Stored dataset items:
══════════

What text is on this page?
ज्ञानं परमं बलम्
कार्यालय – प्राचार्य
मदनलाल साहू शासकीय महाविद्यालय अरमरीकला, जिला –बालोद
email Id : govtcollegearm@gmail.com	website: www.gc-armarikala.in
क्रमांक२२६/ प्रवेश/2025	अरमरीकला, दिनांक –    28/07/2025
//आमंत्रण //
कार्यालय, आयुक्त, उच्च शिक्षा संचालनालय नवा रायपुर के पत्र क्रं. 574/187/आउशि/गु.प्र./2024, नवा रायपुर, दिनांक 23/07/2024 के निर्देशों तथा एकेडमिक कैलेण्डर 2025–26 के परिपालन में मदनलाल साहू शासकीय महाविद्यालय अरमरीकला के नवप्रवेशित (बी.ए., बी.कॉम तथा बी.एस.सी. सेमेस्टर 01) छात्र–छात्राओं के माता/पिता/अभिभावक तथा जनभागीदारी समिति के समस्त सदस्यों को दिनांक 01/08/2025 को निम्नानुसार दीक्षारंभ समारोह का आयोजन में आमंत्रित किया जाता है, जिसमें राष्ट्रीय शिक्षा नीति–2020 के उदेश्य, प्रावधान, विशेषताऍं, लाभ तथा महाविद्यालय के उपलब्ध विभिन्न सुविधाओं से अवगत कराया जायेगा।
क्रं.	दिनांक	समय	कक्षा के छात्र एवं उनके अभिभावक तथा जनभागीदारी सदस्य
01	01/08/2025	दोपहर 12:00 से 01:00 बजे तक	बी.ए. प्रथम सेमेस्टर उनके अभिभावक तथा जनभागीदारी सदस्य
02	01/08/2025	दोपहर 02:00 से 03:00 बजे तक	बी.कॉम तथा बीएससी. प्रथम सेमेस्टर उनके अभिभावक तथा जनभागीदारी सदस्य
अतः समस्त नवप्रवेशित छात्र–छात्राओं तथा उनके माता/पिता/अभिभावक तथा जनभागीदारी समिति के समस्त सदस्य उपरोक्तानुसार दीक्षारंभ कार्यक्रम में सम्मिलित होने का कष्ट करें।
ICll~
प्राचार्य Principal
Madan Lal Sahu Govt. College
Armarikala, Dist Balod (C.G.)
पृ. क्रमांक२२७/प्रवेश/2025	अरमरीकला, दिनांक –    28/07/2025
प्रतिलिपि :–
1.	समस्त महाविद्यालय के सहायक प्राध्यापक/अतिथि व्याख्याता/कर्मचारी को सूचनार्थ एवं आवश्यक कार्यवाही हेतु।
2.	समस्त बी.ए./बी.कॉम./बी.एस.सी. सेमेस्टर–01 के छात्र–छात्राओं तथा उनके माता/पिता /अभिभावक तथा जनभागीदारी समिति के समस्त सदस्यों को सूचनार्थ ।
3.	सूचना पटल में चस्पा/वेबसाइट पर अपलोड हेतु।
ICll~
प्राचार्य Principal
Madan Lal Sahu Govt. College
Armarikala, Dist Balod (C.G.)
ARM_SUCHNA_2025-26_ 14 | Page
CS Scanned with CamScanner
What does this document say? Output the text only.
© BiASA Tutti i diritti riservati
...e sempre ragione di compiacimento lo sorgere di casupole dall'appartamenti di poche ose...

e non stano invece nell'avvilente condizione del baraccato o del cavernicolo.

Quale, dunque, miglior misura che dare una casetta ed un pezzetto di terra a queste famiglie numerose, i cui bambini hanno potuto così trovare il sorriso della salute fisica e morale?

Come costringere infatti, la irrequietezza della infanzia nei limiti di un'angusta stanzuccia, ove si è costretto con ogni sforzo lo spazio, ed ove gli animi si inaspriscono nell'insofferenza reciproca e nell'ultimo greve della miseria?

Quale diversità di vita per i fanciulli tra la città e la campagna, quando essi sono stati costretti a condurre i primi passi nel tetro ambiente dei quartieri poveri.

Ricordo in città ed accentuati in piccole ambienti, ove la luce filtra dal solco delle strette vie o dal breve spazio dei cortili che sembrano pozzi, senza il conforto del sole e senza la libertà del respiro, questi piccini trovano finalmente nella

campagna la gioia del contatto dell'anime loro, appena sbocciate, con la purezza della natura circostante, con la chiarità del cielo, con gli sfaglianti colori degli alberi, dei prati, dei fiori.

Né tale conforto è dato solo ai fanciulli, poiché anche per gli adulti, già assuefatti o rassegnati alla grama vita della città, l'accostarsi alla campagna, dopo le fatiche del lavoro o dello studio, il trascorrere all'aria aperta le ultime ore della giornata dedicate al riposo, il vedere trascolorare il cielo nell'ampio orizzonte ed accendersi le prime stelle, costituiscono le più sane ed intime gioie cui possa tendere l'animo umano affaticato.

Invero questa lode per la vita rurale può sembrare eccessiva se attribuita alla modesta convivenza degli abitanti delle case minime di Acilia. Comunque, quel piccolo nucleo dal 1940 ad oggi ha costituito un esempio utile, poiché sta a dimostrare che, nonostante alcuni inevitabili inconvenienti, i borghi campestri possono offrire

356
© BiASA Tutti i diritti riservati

══════════

Goal:
Return the material in full, exactly as shown.

Solved problem:
What text is on this page?
ज्ञानं परमं बलम्
कार्यालय – प्राचार्य
मदनलाल साहू शासकीय महाविद्यालय अरमरीकला, जिला –बालोद
email Id : govtcollegearm@gmail.com	website: www.gc-armarikala.in
क्रमांक२२६/ प्रवेश/2025	अरमरीकला, दिनांक –    28/07/2025
//आमंत्रण //
कार्यालय, आयुक्त, उच्च शिक्षा संचालनालय नवा रायपुर के पत्र क्रं. 574/187/आउशि/गु.प्र./2024, नवा रायपुर, दिनांक 23/07/2024 के निर्देशों तथा एकेडमिक कैलेण्डर 2025–26 के परिपालन में मदनलाल साहू शासकीय महाविद्यालय अरमरीकला के नवप्रवेशित (बी.ए., बी.कॉम तथा बी.एस.सी. सेमेस्टर 01) छात्र–छात्राओं के माता/पिता/अभिभावक तथा जनभागीदारी समिति के समस्त सदस्यों को दिनांक 01/08/2025 को निम्नानुसार दीक्षारंभ समारोह का आयोजन में आमंत्रित किया जाता है, जिसमें राष्ट्रीय शिक्षा नीति–2020 के उदेश्य, प्रावधान, विशेषताऍं, लाभ तथा महाविद्यालय के उपलब्ध विभिन्न सुविधाओं से अवगत कराया जायेगा।
क्रं.	दिनांक	समय	कक्षा के छात्र एवं उनके अभिभावक तथा जनभागीदारी सदस्य
01	01/08/2025	दोपहर 12:00 से 01:00 बजे तक	बी.ए. प्रथम सेमेस्टर उनके अभिभावक तथा जनभागीदारी सदस्य
02	01/08/2025	दोपहर 02:00 से 03:00 बजे तक	बी.कॉम तथा बीएससी. प्रथम सेमेस्टर उनके अभिभावक तथा जनभागीदारी सदस्य
अतः समस्त नवप्रवेशित छात्र–छात्राओं तथा उनके माता/पिता/अभिभावक तथा जनभागीदारी समिति के समस्त सदस्य उपरोक्तानुसार दीक्षारंभ कार्यक्रम में सम्मिलित होने का कष्ट करें।
ICll~
प्राचार्य Principal
Madan Lal Sahu Govt. College
Armarikala, Dist Balod (C.G.)
पृ. क्रमांक२२७/प्रवेश/2025	अरमरीकला, दिनांक –    28/07/2025
प्रतिलिपि :–
1.	समस्त महाविद्यालय के सहायक प्राध्यापक/अतिथि व्याख्याता/कर्मचारी को सूचनार्थ एवं आवश्यक कार्यवाही हेतु।
2.	समस्त बी.ए./बी.कॉम./बी.एस.सी. सेमेस्टर–01 के छात्र–छात्राओं तथा उनके माता/पिता /अभिभावक तथा जनभागीदारी समिति के समस्त सदस्यों को सूचनार्थ ।
3.	सूचना पटल में चस्पा/वेबसाइट पर अपलोड हेतु।
ICll~
प्राचार्य Principal
Madan Lal Sahu Govt. College
Armarikala, Dist Balod (C.G.)
ARM_SUCHNA_2025-26_ 14 | Page
CS Scanned with CamScanner
What does this document say? Output the text only.
© BiASA Tutti i diritti riservati
...e sempre ragione di compiacimento lo sorgere di casupole dall'appartamenti di poche ose...

e non stano invece nell'avvilente condizione del baraccato o del cavernicolo.

Quale, dunque, miglior misura che dare una casetta ed un pezzetto di terra a queste famiglie numerose, i cui bambini hanno potuto così trovare il sorriso della salute fisica e morale?

Come costringere infatti, la irrequietezza della infanzia nei limiti di un'angusta stanzuccia, ove si è costretto con ogni sforzo lo spazio, ed ove gli animi si inaspriscono nell'insofferenza reciproca e nell'ultimo greve della miseria?

Quale diversità di vita per i fanciulli tra la città e la campagna, quando essi sono stati costretti a condurre i primi passi nel tetro ambiente dei quartieri poveri.

Ricordo in città ed accentuati in piccole ambienti, ove la luce filtra dal solco delle strette vie o dal breve spazio dei cortili che sembrano pozzi, senza il conforto del sole e senza la libertà del respiro, questi piccini trovano finalmente nella

campagna la gioia del contatto dell'anime loro, appena sbocciate, con la purezza della natura circostante, con la chiarità del cielo, con gli sfaglianti colori degli alberi, dei prati, dei fiori.

Né tale conforto è dato solo ai fanciulli, poiché anche per gli adulti, già assuefatti o rassegnati alla grama vita della città, l'accostarsi alla campagna, dopo le fatiche del lavoro o dello studio, il trascorrere all'aria aperta le ultime ore della giornata dedicate al riposo, il vedere trascolorare il cielo nell'ampio orizzonte ed accendersi le prime stelle, costituiscono le più sane ed intime gioie cui possa tendere l'animo umano affaticato.

Invero questa lode per la vita rurale può sembrare eccessiva se attribuita alla modesta convivenza degli abitanti delle case minime di Acilia. Comunque, quel piccolo nucleo dal 1940 ad oggi ha costituito un esempio utile, poiché sta a dimostrare che, nonostante alcuni inevitabili inconvenienti, i borghi campestri possono offrire

356
© BiASA Tutti i diritti riservati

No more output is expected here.